## BEGIN Data entries

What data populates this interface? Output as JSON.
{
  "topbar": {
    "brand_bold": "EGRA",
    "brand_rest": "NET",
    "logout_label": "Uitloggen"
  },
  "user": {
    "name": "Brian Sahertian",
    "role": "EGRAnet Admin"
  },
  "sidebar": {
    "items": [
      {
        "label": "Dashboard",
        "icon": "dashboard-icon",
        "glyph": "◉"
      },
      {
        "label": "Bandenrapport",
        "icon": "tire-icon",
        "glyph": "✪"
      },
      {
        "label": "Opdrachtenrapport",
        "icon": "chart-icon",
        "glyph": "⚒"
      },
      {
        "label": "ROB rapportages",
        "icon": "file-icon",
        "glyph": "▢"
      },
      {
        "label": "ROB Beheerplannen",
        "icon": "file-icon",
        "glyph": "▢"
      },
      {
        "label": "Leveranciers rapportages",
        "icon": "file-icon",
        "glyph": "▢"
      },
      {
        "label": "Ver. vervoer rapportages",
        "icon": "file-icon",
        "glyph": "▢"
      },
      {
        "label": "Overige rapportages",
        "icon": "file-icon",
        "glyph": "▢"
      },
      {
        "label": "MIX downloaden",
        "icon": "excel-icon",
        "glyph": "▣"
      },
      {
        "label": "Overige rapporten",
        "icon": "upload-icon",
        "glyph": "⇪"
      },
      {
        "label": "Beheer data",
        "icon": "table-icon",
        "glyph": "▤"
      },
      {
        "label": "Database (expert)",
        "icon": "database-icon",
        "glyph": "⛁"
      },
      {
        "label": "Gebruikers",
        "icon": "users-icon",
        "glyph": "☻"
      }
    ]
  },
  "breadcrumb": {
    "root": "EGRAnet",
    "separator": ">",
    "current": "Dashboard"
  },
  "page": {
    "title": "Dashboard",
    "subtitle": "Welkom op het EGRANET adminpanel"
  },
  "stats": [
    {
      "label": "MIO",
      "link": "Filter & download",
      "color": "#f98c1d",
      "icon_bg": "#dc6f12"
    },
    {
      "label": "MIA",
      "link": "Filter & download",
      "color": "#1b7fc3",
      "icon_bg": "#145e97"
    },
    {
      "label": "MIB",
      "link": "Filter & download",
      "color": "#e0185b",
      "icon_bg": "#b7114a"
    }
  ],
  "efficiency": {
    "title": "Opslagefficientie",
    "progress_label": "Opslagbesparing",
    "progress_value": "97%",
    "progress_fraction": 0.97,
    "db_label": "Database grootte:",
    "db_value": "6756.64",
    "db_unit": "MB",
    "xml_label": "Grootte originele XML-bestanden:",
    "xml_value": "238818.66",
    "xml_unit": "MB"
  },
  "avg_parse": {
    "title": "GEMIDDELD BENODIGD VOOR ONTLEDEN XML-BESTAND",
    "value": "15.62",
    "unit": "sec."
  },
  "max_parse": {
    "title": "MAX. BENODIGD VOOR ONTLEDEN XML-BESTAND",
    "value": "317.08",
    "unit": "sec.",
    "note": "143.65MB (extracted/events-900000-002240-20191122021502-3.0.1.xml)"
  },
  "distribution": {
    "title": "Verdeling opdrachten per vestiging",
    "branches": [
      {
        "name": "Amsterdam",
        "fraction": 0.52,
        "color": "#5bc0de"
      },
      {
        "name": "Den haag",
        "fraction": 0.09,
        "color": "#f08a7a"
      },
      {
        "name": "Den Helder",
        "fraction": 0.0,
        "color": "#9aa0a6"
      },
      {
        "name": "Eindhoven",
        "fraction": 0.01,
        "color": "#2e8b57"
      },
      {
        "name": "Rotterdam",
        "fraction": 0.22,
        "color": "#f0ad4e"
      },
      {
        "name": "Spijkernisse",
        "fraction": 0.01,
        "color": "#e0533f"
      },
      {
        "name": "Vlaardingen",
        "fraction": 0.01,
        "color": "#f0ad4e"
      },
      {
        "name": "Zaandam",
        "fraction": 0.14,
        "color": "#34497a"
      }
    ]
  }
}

## END Data entries

§ **Set task**
Give the listing above again, word for word.

§ **Output for this task**
What data populates this interface? Output as JSON.
{
  "topbar": {
    "brand_bold": "EGRA",
    "brand_rest": "NET",
    "logout_label": "Uitloggen"
  },
  "user": {
    "name": "Brian Sahertian",
    "role": "EGRAnet Admin"
  },
  "sidebar": {
    "items": [
      {
        "label": "Dashboard",
        "icon": "dashboard-icon",
        "glyph": "◉"
      },
      {
        "label": "Bandenrapport",
        "icon": "tire-icon",
        "glyph": "✪"
      },
      {
        "label": "Opdrachtenrapport",
        "icon": "chart-icon",
        "glyph": "⚒"
      },
      {
        "label": "ROB rapportages",
        "icon": "file-icon",
        "glyph": "▢"
      },
      {
        "label": "ROB Beheerplannen",
        "icon": "file-icon",
        "glyph": "▢"
      },
      {
        "label": "Leveranciers rapportages",
        "icon": "file-icon",
        "glyph": "▢"
      },
      {
        "label": "Ver. vervoer rapportages",
        "icon": "file-icon",
        "glyph": "▢"
      },
      {
        "label": "Overige rapportages",
        "icon": "file-icon",
        "glyph": "▢"
      },
      {
        "label": "MIX downloaden",
        "icon": "excel-icon",
        "glyph": "▣"
      },
      {
        "label": "Overige rapporten",
        "icon": "upload-icon",
        "glyph": "⇪"
      },
      {
        "label": "Beheer data",
        "icon": "table-icon",
        "glyph": "▤"
      },
      {
        "label": "Database (expert)",
        "icon": "database-icon",
        "glyph": "⛁"
      },
      {
        "label": "Gebruikers",
        "icon": "users-icon",
        "glyph": "☻"
      }
    ]
  },
  "breadcrumb": {
    "root": "EGRAnet",
    "separator": ">",
    "current": "Dashboard"
  },
  "page": {
    "title": "Dashboard",
    "subtitle": "Welkom op het EGRANET adminpanel"
  },
  "stats": [
    {
      "label": "MIO",
      "link": "Filter & download",
      "color": "#f98c1d",
      "icon_bg": "#dc6f12"
    },
    {
      "label": "MIA",
      "link": "Filter & download",
      "color": "#1b7fc3",
      "icon_bg": "#145e97"
    },
    {
      "label": "MIB",
      "link": "Filter & download",
      "color": "#e0185b",
      "icon_bg": "#b7114a"
    }
  ],
  "efficiency": {
    "title": "Opslagefficientie",
    "progress_label": "Opslagbesparing",
    "progress_value": "97%",
    "progress_fraction": 0.97,
    "db_label": "Database grootte:",
    "db_value": "6756.64",
    "db_unit": "MB",
    "xml_label": "Grootte originele XML-bestanden:",
    "xml_value": "238818.66",
    "xml_unit": "MB"
  },
  "avg_parse": {
    "title": "GEMIDDELD BENODIGD VOOR ONTLEDEN XML-BESTAND",
    "value": "15.62",
    "unit": "sec."
  },
  "max_parse": {
    "title": "MAX. BENODIGD VOOR ONTLEDEN XML-BESTAND",
    "value": "317.08",
    "unit": "sec.",
    "note": "143.65MB (extracted/events-900000-002240-20191122021502-3.0.1.xml)"
  },
  "distribution": {
    "title": "Verdeling opdrachten per vestiging",
    "branches": [
      {
        "name": "Amsterdam",
        "fraction": 0.52,
        "color": "#5bc0de"
      },
      {
        "name": "Den haag",
        "fraction": 0.09,
        "color": "#f08a7a"
      },
      {
        "name": "Den Helder",
        "fraction": 0.0,
        "color": "#9aa0a6"
      },
      {
        "name": "Eindhoven",
        "fraction": 0.01,
        "color": "#2e8b57"
      },
      {
        "name": "Rotterdam",
        "fraction": 0.22,
        "color": "#f0ad4e"
      },
      {
        "name": "Spijkernisse",
        "fraction": 0.01,
        "color": "#e0533f"
      },
      {
        "name": "Vlaardingen",
        "fraction": 0.01,
        "color": "#f0ad4e"
      },
      {
        "name": "Zaandam",
        "fraction": 0.14,
        "color": "#34497a"
      }
    ]
  }
}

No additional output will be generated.